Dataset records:
####################
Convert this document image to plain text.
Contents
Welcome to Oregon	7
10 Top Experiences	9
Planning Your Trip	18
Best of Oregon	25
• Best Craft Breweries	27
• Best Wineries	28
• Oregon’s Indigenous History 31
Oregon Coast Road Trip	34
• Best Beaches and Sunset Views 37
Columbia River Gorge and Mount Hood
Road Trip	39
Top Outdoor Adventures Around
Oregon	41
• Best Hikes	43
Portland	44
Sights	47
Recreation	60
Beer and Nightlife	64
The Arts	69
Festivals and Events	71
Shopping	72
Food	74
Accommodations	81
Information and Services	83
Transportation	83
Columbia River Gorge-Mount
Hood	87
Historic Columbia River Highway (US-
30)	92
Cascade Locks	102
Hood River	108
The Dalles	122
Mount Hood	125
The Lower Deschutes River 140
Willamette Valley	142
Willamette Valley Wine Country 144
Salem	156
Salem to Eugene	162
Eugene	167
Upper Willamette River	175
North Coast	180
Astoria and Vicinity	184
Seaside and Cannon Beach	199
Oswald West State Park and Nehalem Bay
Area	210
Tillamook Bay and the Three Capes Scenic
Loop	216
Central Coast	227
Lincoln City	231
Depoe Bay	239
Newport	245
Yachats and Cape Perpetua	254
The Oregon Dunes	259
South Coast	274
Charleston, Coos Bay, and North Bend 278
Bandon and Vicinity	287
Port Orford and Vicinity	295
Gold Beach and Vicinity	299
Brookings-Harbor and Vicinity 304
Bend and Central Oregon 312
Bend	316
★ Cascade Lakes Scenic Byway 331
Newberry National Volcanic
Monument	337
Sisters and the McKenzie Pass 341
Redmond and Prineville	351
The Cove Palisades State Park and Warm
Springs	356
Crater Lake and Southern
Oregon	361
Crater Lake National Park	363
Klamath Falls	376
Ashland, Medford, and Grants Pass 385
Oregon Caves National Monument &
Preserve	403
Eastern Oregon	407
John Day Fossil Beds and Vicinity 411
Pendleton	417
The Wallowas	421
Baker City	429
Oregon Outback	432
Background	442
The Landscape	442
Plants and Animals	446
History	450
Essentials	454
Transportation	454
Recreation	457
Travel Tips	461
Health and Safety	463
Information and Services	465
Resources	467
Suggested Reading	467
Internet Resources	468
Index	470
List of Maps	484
####################
Stated problem ▸ Filter the listing above by the word "Willamette"; copy each line that passes.

Exercise solution ▸
Willamette Valley	142
Willamette Valley Wine Country 144
Upper Willamette River	175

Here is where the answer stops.